**WHAT TO DO**
Search the entries for the word "Star" and pull out each line that has it.

Stored data

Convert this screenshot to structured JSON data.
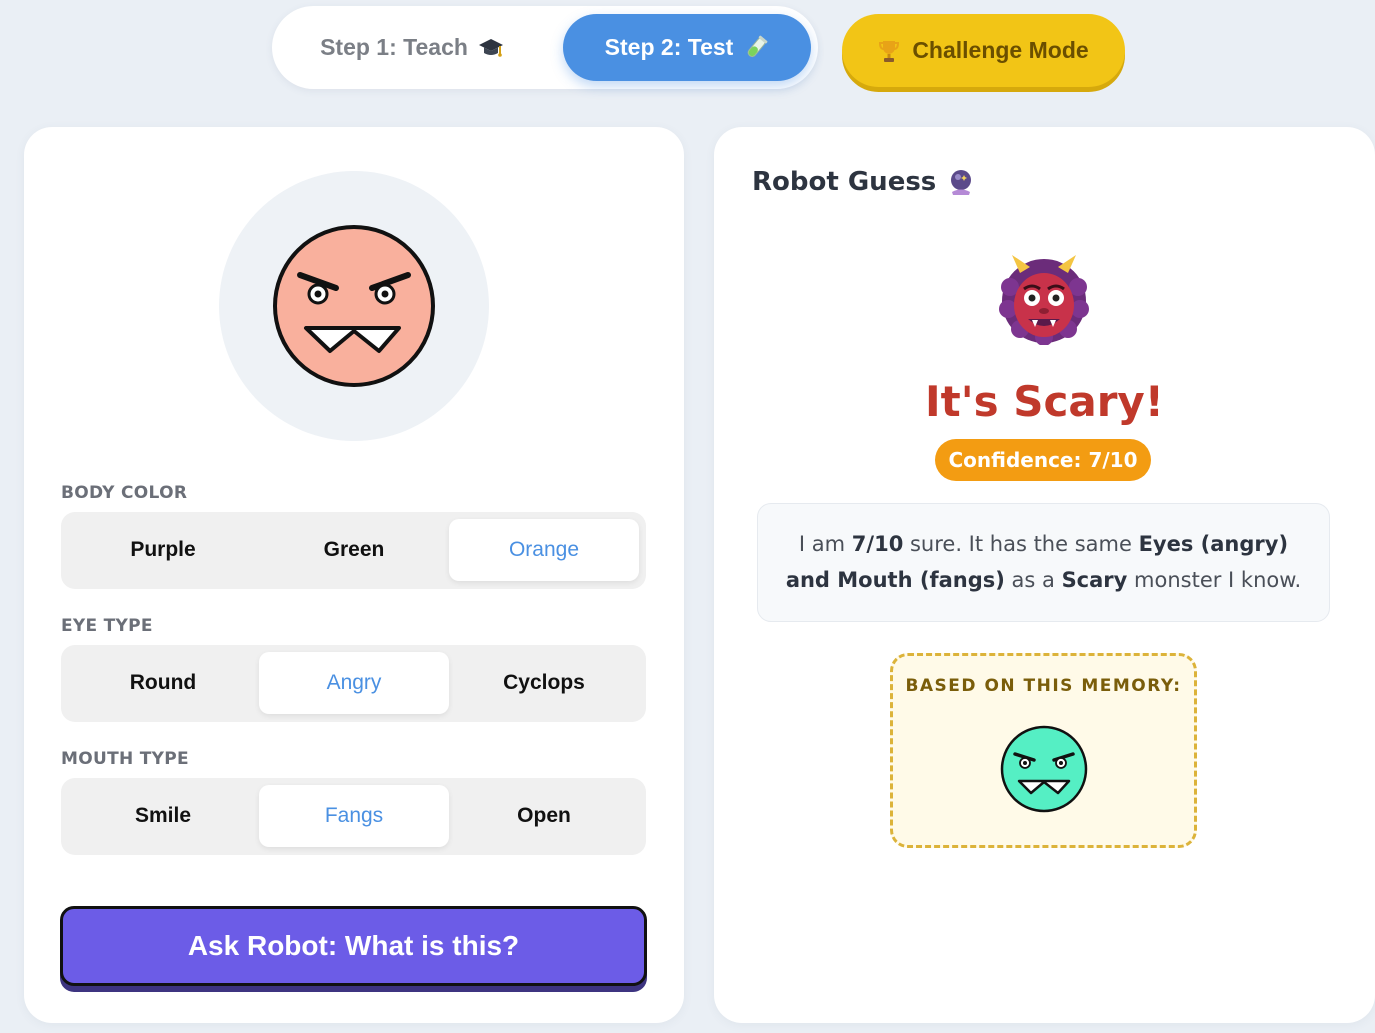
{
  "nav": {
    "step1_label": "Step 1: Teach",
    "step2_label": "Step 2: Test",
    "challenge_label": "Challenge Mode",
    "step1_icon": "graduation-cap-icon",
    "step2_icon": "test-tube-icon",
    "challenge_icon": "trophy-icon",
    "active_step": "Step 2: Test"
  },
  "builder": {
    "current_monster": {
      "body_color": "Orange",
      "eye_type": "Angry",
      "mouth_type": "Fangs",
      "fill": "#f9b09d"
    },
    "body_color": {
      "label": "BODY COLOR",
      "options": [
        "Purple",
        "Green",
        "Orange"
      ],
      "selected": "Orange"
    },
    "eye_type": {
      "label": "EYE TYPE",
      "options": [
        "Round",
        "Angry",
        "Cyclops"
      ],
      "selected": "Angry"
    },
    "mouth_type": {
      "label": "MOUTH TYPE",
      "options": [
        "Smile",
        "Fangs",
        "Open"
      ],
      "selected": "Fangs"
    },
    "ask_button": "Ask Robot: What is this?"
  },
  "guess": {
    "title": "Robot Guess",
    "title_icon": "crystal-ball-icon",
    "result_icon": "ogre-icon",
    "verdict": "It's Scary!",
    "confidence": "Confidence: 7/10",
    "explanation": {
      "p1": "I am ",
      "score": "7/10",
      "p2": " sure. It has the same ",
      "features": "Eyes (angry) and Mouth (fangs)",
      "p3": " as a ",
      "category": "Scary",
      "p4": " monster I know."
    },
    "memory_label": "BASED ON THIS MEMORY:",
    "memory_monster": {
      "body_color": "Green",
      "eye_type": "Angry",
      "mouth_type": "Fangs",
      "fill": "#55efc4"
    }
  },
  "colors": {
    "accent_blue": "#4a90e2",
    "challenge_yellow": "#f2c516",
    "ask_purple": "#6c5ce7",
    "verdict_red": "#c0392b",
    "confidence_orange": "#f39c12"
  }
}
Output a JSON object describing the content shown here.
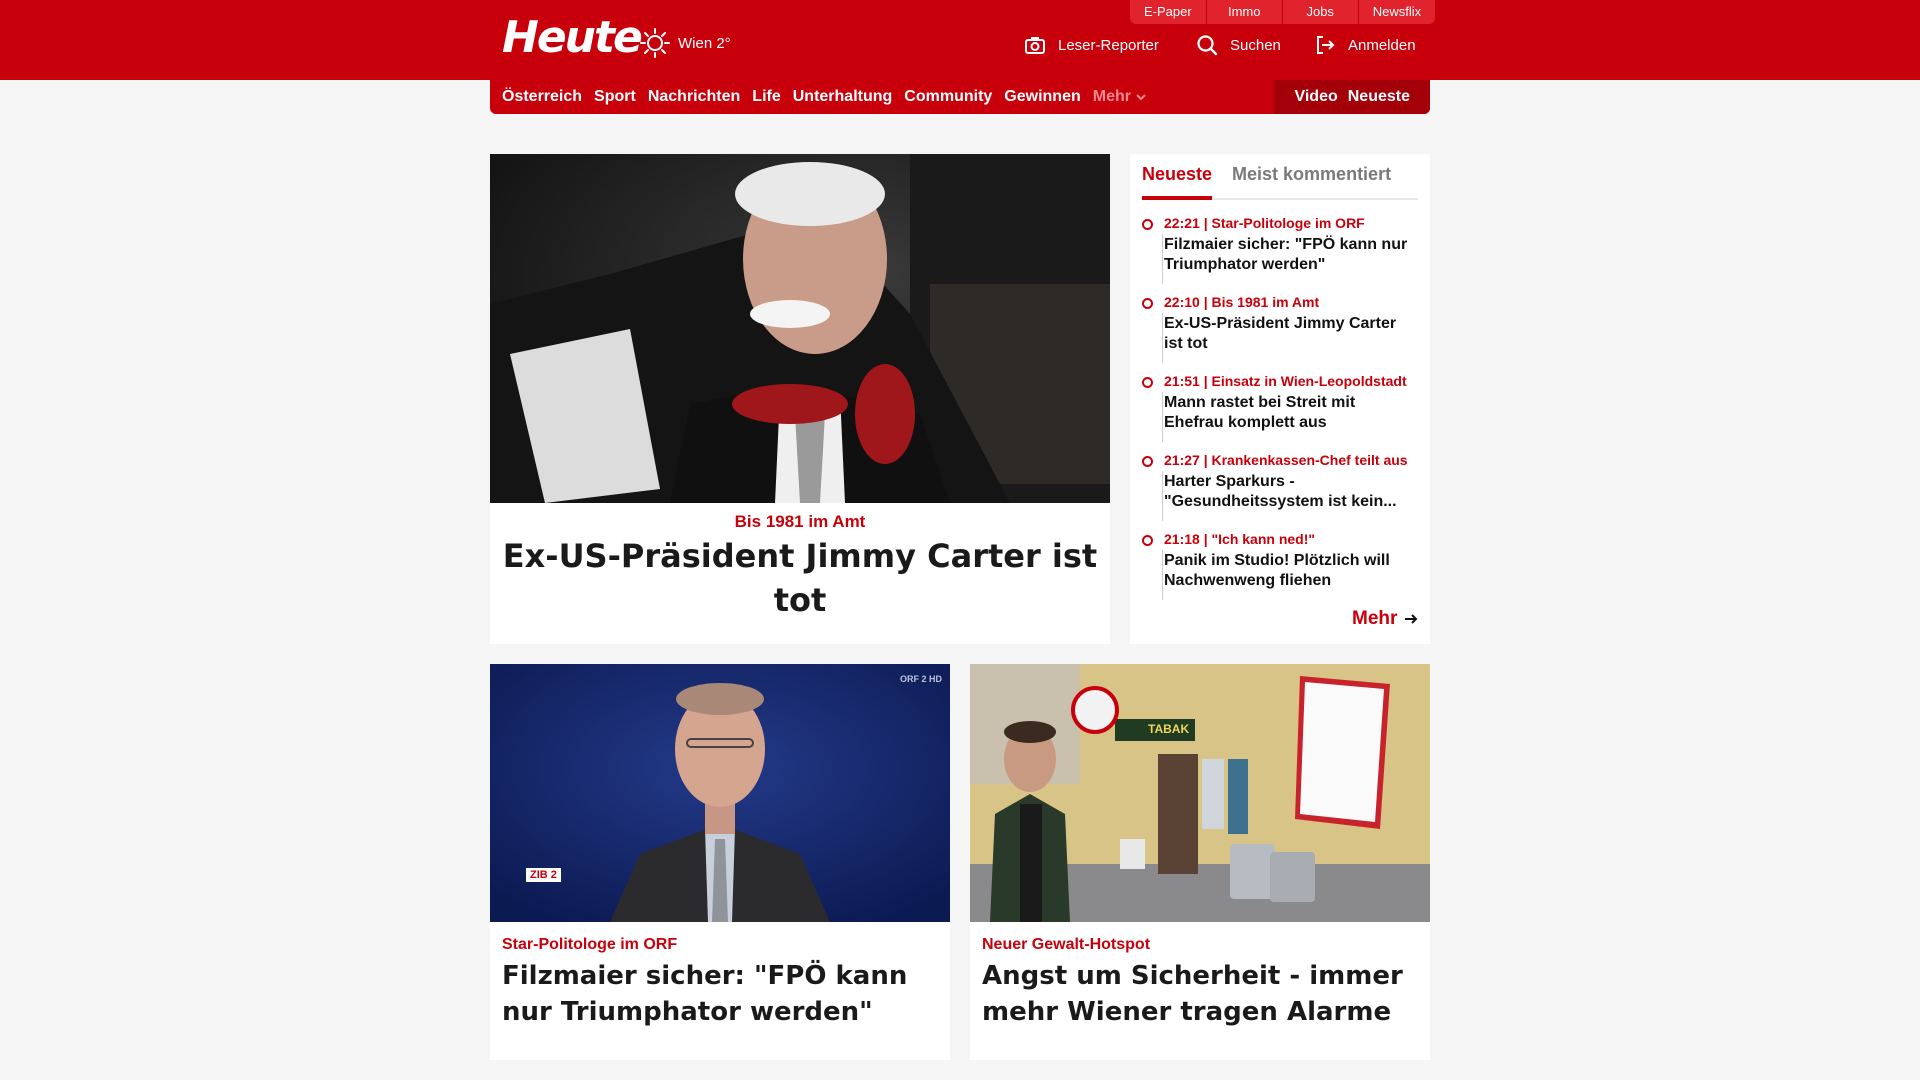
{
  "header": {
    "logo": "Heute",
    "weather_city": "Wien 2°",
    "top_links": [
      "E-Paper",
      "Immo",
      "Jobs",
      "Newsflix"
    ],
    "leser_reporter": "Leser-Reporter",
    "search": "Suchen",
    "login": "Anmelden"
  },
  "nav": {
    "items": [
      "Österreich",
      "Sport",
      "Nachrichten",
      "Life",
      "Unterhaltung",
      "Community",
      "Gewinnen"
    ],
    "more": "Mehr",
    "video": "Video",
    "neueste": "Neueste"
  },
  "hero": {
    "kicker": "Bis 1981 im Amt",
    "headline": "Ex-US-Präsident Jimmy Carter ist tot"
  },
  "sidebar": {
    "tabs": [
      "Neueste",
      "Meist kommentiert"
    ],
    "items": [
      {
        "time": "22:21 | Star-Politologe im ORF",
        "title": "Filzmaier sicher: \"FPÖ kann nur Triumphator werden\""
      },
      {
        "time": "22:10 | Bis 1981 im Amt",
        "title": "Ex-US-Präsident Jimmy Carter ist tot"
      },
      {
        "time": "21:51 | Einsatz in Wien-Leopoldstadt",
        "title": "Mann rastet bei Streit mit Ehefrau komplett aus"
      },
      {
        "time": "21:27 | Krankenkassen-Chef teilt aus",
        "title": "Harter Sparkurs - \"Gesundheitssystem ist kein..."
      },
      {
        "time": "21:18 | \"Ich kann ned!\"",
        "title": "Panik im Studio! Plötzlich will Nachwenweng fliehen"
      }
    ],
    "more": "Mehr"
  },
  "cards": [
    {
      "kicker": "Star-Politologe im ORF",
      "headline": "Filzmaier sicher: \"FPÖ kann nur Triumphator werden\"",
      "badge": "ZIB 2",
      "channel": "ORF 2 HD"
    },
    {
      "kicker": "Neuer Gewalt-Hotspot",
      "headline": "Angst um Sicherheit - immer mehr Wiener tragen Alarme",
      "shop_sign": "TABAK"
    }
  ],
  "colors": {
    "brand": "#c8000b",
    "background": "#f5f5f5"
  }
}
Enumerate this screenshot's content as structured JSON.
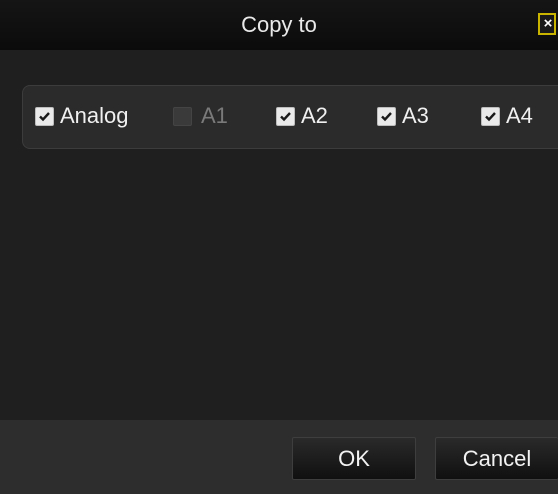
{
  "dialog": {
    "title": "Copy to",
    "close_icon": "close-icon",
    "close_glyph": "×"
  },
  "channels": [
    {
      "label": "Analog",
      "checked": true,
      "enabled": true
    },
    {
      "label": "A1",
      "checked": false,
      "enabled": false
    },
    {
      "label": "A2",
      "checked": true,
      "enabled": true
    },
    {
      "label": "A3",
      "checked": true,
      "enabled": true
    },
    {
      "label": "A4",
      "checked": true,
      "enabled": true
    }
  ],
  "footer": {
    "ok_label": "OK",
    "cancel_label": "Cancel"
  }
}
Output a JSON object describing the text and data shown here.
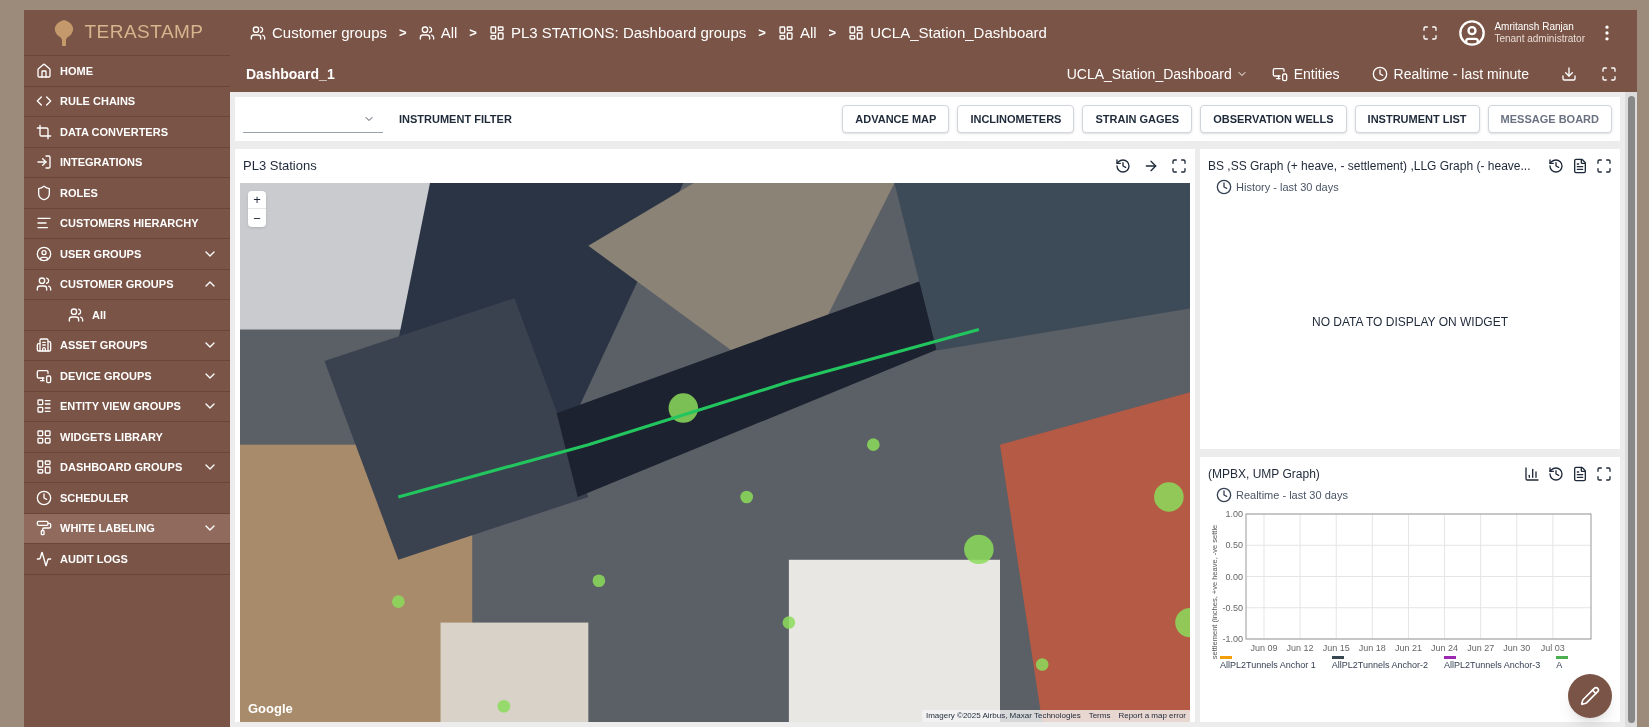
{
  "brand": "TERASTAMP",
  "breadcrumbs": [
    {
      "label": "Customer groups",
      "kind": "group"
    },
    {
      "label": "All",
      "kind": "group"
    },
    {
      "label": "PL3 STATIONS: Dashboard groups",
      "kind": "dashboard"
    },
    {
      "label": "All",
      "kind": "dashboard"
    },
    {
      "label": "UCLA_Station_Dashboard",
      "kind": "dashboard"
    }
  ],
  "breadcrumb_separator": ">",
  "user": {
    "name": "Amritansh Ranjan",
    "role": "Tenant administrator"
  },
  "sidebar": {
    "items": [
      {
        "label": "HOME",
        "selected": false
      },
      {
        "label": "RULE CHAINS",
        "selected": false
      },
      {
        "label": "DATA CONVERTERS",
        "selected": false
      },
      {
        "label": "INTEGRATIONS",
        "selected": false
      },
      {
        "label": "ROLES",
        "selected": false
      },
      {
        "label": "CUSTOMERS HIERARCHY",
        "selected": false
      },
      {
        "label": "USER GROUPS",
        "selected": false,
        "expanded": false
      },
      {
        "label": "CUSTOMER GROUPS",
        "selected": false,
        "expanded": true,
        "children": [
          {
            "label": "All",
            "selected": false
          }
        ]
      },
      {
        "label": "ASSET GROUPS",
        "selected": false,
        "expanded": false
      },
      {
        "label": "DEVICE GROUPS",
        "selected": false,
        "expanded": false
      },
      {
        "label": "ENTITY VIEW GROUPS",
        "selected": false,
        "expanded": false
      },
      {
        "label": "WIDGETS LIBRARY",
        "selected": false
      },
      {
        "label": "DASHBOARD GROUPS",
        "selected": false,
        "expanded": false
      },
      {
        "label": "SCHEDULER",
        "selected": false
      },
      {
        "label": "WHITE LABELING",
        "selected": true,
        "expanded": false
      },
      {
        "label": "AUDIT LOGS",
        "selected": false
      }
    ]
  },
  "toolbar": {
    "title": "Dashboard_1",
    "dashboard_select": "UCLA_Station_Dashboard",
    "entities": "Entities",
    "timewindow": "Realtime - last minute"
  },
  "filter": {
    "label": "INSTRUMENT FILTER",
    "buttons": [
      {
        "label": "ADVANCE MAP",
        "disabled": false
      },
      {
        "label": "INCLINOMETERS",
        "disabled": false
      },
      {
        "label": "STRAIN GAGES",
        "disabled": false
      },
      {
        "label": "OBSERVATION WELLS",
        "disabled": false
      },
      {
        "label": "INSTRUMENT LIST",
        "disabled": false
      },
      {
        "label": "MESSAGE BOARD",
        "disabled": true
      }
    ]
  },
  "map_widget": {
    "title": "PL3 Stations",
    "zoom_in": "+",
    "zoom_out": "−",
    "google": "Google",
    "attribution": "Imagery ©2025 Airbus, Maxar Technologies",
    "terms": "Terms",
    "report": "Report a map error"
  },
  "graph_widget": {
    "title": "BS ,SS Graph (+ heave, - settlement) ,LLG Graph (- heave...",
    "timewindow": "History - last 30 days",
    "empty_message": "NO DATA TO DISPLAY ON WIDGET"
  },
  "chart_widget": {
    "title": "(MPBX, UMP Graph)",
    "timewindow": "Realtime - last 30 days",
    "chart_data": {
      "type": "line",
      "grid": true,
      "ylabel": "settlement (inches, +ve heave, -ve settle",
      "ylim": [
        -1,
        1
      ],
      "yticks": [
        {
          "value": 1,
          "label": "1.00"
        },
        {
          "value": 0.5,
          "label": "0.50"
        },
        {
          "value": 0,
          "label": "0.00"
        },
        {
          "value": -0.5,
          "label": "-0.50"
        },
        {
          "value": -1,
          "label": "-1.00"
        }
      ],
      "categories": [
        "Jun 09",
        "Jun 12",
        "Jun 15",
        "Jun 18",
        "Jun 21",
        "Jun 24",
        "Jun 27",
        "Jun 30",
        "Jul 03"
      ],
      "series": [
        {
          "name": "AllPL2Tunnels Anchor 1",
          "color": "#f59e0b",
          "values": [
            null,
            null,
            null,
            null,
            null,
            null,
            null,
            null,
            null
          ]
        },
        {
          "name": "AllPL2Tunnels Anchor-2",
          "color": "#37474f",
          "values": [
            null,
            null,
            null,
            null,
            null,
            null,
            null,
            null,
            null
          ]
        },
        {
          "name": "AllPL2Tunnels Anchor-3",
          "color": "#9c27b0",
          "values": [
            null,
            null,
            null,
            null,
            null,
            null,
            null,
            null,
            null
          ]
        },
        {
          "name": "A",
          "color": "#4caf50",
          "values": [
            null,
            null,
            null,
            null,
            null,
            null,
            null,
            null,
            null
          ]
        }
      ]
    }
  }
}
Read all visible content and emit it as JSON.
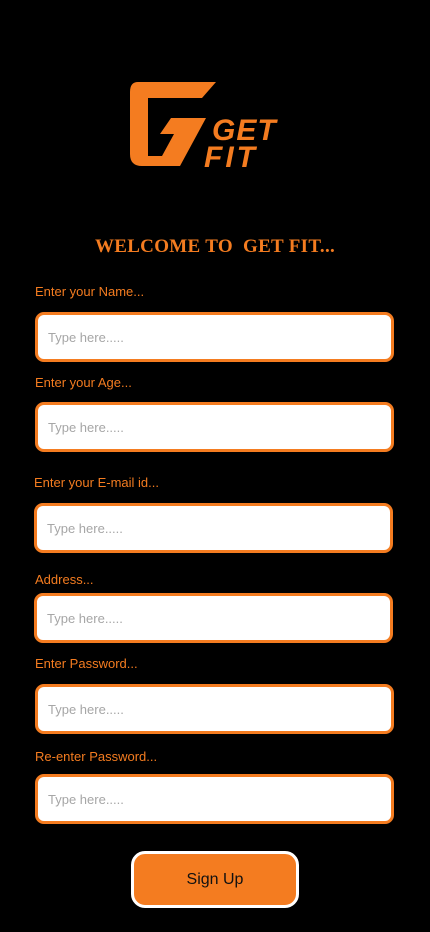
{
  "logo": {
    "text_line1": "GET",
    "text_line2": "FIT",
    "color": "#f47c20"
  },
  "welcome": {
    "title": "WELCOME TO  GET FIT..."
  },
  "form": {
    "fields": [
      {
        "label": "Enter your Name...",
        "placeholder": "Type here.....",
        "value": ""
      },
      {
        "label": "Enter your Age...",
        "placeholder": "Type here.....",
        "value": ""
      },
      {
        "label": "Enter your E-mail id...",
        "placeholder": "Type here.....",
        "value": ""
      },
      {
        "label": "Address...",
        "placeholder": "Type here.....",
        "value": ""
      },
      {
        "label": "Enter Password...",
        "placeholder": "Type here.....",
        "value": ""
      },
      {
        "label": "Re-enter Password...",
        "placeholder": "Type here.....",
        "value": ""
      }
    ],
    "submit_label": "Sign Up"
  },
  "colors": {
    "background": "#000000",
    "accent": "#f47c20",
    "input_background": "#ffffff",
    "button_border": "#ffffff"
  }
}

**COMPLETED EXERCISE**
        "time": "22:21 | Star-Politologe im ORF",
      "kicker": "Star-Politologe im ORF",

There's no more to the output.